▸ Instructions to follow: Leave out the images and repeat the listing below without a single change.

▸ Data extract:
* Begin *

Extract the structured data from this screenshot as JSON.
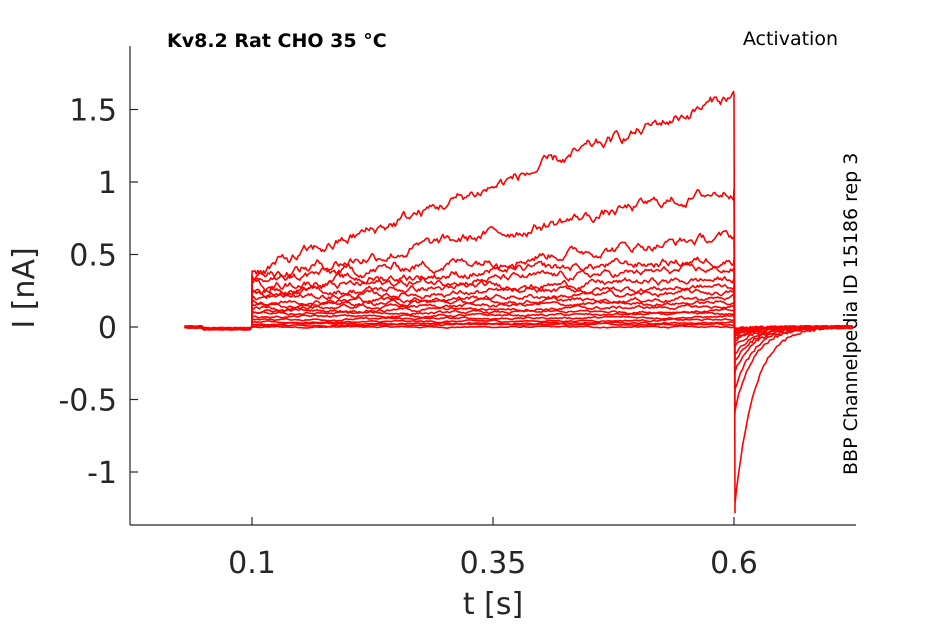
{
  "chart_data": {
    "type": "line",
    "title": "Kv8.2  Rat  CHO  35 °C",
    "subtitle": "Activation",
    "side_label": "BBP Channelpedia ID 15186 rep 3",
    "xlabel": "t [s]",
    "ylabel": "I [nA]",
    "xlim": [
      0,
      0.75
    ],
    "ylim": [
      -1.4,
      1.9
    ],
    "xticks": [
      0.1,
      0.35,
      0.6
    ],
    "xtick_labels": [
      "0.1",
      "0.35",
      "0.6"
    ],
    "yticks": [
      -1,
      -0.5,
      0,
      0.5,
      1,
      1.5
    ],
    "ytick_labels": [
      "-1",
      "-0.5",
      "0",
      "0.5",
      "1",
      "1.5"
    ],
    "grid": false,
    "line_color": "#ff0000",
    "stimulus": {
      "start": 0.1,
      "end": 0.6,
      "recording_start": 0.03,
      "recording_end": 0.725
    },
    "series": [
      {
        "values": {
          "onset": 0.0,
          "end": 0.0,
          "tail": -0.01
        }
      },
      {
        "values": {
          "onset": 0.01,
          "end": 0.02,
          "tail": -0.01
        }
      },
      {
        "values": {
          "onset": 0.02,
          "end": 0.03,
          "tail": -0.02
        }
      },
      {
        "values": {
          "onset": 0.03,
          "end": 0.05,
          "tail": -0.02
        }
      },
      {
        "values": {
          "onset": 0.05,
          "end": 0.07,
          "tail": -0.03
        }
      },
      {
        "values": {
          "onset": 0.07,
          "end": 0.09,
          "tail": -0.03
        }
      },
      {
        "values": {
          "onset": 0.09,
          "end": 0.11,
          "tail": -0.04
        }
      },
      {
        "values": {
          "onset": 0.11,
          "end": 0.14,
          "tail": -0.05
        }
      },
      {
        "values": {
          "onset": 0.13,
          "end": 0.17,
          "tail": -0.06
        }
      },
      {
        "values": {
          "onset": 0.15,
          "end": 0.2,
          "tail": -0.08
        }
      },
      {
        "values": {
          "onset": 0.17,
          "end": 0.24,
          "tail": -0.1
        }
      },
      {
        "values": {
          "onset": 0.2,
          "end": 0.28,
          "tail": -0.14
        }
      },
      {
        "values": {
          "onset": 0.23,
          "end": 0.33,
          "tail": -0.2
        }
      },
      {
        "values": {
          "onset": 0.26,
          "end": 0.4,
          "tail": -0.25
        }
      },
      {
        "values": {
          "onset": 0.29,
          "end": 0.47,
          "tail": -0.32
        }
      },
      {
        "values": {
          "onset": 0.32,
          "end": 0.62,
          "tail": -0.45
        }
      },
      {
        "values": {
          "onset": 0.35,
          "end": 0.95,
          "tail": -0.6
        }
      },
      {
        "values": {
          "onset": 0.38,
          "end": 1.6,
          "tail": -1.28
        }
      }
    ]
  }
}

* End *

▸ Output for this task:
Extract the structured data from this screenshot as JSON.
{
  "chart_data": {
    "type": "line",
    "title": "Kv8.2  Rat  CHO  35 °C",
    "subtitle": "Activation",
    "side_label": "BBP Channelpedia ID 15186 rep 3",
    "xlabel": "t [s]",
    "ylabel": "I [nA]",
    "xlim": [
      0,
      0.75
    ],
    "ylim": [
      -1.4,
      1.9
    ],
    "xticks": [
      0.1,
      0.35,
      0.6
    ],
    "xtick_labels": [
      "0.1",
      "0.35",
      "0.6"
    ],
    "yticks": [
      -1,
      -0.5,
      0,
      0.5,
      1,
      1.5
    ],
    "ytick_labels": [
      "-1",
      "-0.5",
      "0",
      "0.5",
      "1",
      "1.5"
    ],
    "grid": false,
    "line_color": "#ff0000",
    "stimulus": {
      "start": 0.1,
      "end": 0.6,
      "recording_start": 0.03,
      "recording_end": 0.725
    },
    "series": [
      {
        "values": {
          "onset": 0.0,
          "end": 0.0,
          "tail": -0.01
        }
      },
      {
        "values": {
          "onset": 0.01,
          "end": 0.02,
          "tail": -0.01
        }
      },
      {
        "values": {
          "onset": 0.02,
          "end": 0.03,
          "tail": -0.02
        }
      },
      {
        "values": {
          "onset": 0.03,
          "end": 0.05,
          "tail": -0.02
        }
      },
      {
        "values": {
          "onset": 0.05,
          "end": 0.07,
          "tail": -0.03
        }
      },
      {
        "values": {
          "onset": 0.07,
          "end": 0.09,
          "tail": -0.03
        }
      },
      {
        "values": {
          "onset": 0.09,
          "end": 0.11,
          "tail": -0.04
        }
      },
      {
        "values": {
          "onset": 0.11,
          "end": 0.14,
          "tail": -0.05
        }
      },
      {
        "values": {
          "onset": 0.13,
          "end": 0.17,
          "tail": -0.06
        }
      },
      {
        "values": {
          "onset": 0.15,
          "end": 0.2,
          "tail": -0.08
        }
      },
      {
        "values": {
          "onset": 0.17,
          "end": 0.24,
          "tail": -0.1
        }
      },
      {
        "values": {
          "onset": 0.2,
          "end": 0.28,
          "tail": -0.14
        }
      },
      {
        "values": {
          "onset": 0.23,
          "end": 0.33,
          "tail": -0.2
        }
      },
      {
        "values": {
          "onset": 0.26,
          "end": 0.4,
          "tail": -0.25
        }
      },
      {
        "values": {
          "onset": 0.29,
          "end": 0.47,
          "tail": -0.32
        }
      },
      {
        "values": {
          "onset": 0.32,
          "end": 0.62,
          "tail": -0.45
        }
      },
      {
        "values": {
          "onset": 0.35,
          "end": 0.95,
          "tail": -0.6
        }
      },
      {
        "values": {
          "onset": 0.38,
          "end": 1.6,
          "tail": -1.28
        }
      }
    ]
  }
}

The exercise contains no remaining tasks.